### TASK LIST:
1. Answer these questions from the Epiphany homily below, one line each.
(a) What does the Greek word "Epiphany" mean?
(b) How long was the speaker's priestly formation in seminary?
(c) Which saint says the divine mystery of the priesthood surpasses all wonder?
2. Decide whether each statement agrees with the Epiphany homily below. Answer yes or no, and quote the words that settle it.
(a) The three kings knew exactly when and where their journey would end.
(b) The homily calls the priesthood of Christ absolutely gratuitous.
(c) St. Alphonsus is cited for three signs of the priestly vocation.
3. Write the next part of the Epiphany homily below, starting right after its final sentence.

### SELECTED PASSAGE:
My dearest brethren in Christ, priest_04.jpg

Today the Church celebrates the Epiphany, a Greek word which means manifestation, for on this day the glory of God is revealed to the Gentiles, as the 3 kings come from the East, to adore Christ the King of Kings. They received the call from afar, and made the long journey, not knowing exactly when or where they would arrive. They simply followed the light given by God through the night, wherever it led them. They did not fear to suffer suspicion and risk their lives under Herod. Falling down, they adored Christ our God as every human authority must. And they offered him their greatest treasures, of gold, frankincense and myrrh. They then returned to the East, bearing the light of Christ in their hearts and on their lips, preparing the way for the coming of the Apostles, a generation later. 

As I reflect on this gospel tradition, I cannot help but think of the parallels it has with my 6-½ yrs. of priestly formation in seminary just completed. The 3 kings, serve as a great model for the call to the priestly vocation, both in their calling, and in their response.

So let us look at these in turn.

Their calling was received from above, like the priestly calling as St. Paul tells us in his letter to the Hebrews, “Neither doth any man take the honor to himself, but he that is called by God, as Aaron was.”

Now there is a priesthood according to nature, which before the Levites, the father of the family, and elders of the tribes would have exercised, and which in some way remains as the natural law remains, which dictates that the father is the spiritual head of the family, and the political ruler is to lead the goods of the state subordinate to the supernatural end of the populous, for which they will be accountable to God.

But the priesthood of Christ is absolutely gratuitous. Why so? Because it is an office so thoroughly divine, both in its end and in its means.

In its end for it is the calling to be no less than another Christ. For God Himself obeys the command of the priest, when he leans over the altar and utters a few words over bread, calling down the Incarnation again, as it were, for the salvation of the human race, saying this is my body.

At whose command the blood of Christ is mystically shed anew, with the words this is the Chalice of my blood, one drop of which is powerful enough to save the entire universe.

At the words of the priest, “I absolve you from your sins” sinners, slaves of Satan, condemned to hell for all eternity for one mortal sin, are set free, and what’s more, made the very friends of God, becoming tabernacles of the most High, who truly dwells in their soul by sanctifying grace.

So wondrous is the divine mystery of the priesthood, that it surpasses all wonder, says St. John Chrysostom. Thus, who could ascend to such a state unless God calls Him, as “who can forgive sins but God alone?”

It is a vocation which is divine in its means as well, as it can only be recognized like the star in the night, towards which the Magi were drawn, not only by an inner longing, a captivation of the heart to leave all and follow it, but also by the objective signs by which they discerned the call of God.

And so what are the signs of this divine calling?
The vocation to the priesthood is seen in 3 principle signs, St. Alphonsus tells us.

### GIVEN INFORMATION:
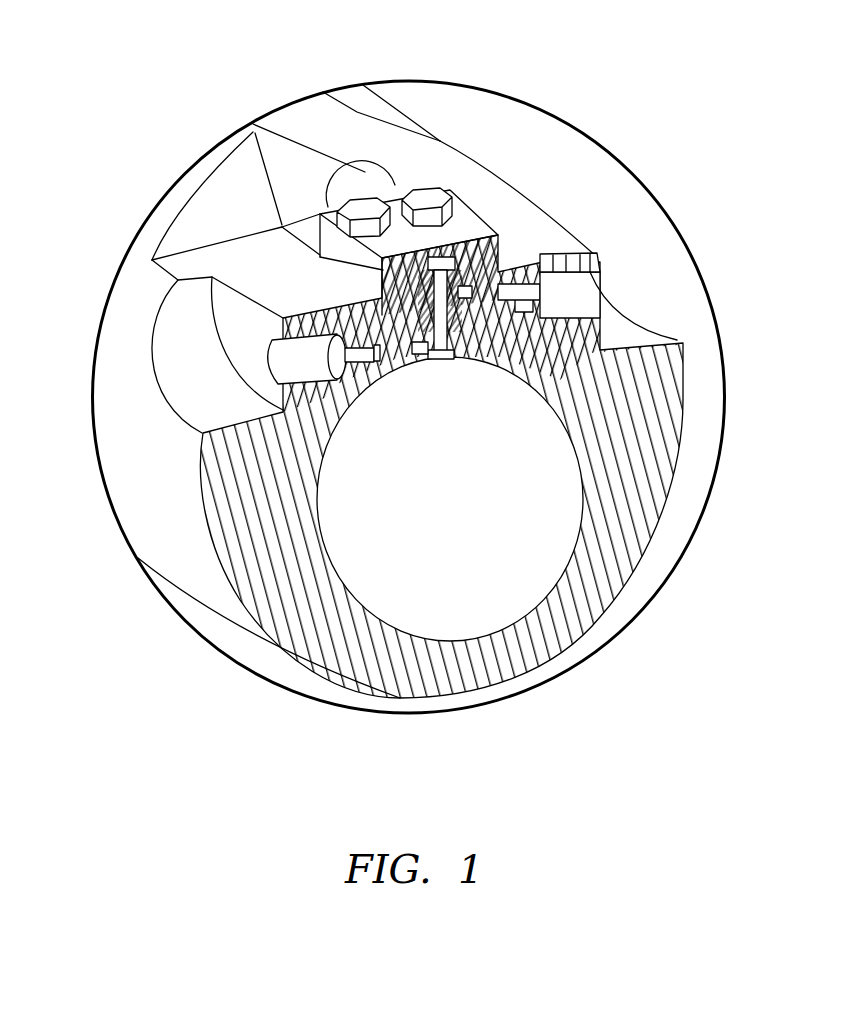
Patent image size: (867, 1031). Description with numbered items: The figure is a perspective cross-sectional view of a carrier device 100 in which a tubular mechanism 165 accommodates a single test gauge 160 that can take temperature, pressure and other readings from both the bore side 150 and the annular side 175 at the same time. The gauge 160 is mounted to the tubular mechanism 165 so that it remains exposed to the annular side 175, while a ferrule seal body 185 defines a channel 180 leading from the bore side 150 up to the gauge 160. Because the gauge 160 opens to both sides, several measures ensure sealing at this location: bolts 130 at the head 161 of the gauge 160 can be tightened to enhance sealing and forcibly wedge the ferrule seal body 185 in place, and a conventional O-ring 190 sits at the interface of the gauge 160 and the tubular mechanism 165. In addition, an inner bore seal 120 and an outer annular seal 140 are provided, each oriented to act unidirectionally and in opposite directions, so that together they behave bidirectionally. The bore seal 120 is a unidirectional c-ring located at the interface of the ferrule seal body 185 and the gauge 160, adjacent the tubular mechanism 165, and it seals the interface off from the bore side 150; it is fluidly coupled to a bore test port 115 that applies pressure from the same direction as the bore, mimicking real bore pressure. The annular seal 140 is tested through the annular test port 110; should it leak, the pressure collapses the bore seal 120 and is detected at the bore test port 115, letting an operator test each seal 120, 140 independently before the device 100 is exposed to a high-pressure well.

### OUTPUTS:
1.
(a) Manifestation.
(b) 6-½ years.
(c) St. John Chrysostom.

2.
(a) No: "not knowing exactly when or where they would arrive."
(b) Yes: "But the priesthood of Christ is absolutely gratuitous."
(c) Yes: "The vocation to the priesthood is seen in 3 principle signs, St. Alphonsus tells us."

3.
1st, Purity of Intention– the intention above all to serve God and save souls for the glory of God, and not to please men, or gain the esteem of others, for “God hath scattered the bones of them that please men: they have been confounded, because God hath despised them.” (Ps. 52:6), that is, who pleased men apart from or contrary to God’s good pleasure.

Secondly, there is need of the necessary talent and learning, a talent and learning so as to understand and communicate the faith, “For,” Holy Writ declares, “the lips of the priest shall teach knowledge, and they shall seek the law at his mouth.” (Mal 2:7). A teaching ordered toward the love of God, which aims not only at enlightening with truth but which is truly pastoral as well, exposing and condemning error, which is the ruin of souls. As Pope Pius XI said: “The first and obvious duty the priest owes to the world about him, is service to the truth, the unmasking and refutation of error in whatever form of disguise it conceals itself.

Lastly, yet most importantly there is needed goodness of character, both due to the fact that the priest must become the guide of others in the way of holiness, and, most of all, because he stands in the very Holy of Holies and holds the Body of Christ in his very hands, consecrated for this sole purpose. Thus not only his hands but his whole soul must be consecrated and set apart for god, which the Church sums up in a most beautiful phrase in the ordination rite, “Imitamini quod tractatis” Imitate what you handle; that is Sacrifice yourself as Christ sacrifices himself for the glory of God and salvation of souls. Live the Mass!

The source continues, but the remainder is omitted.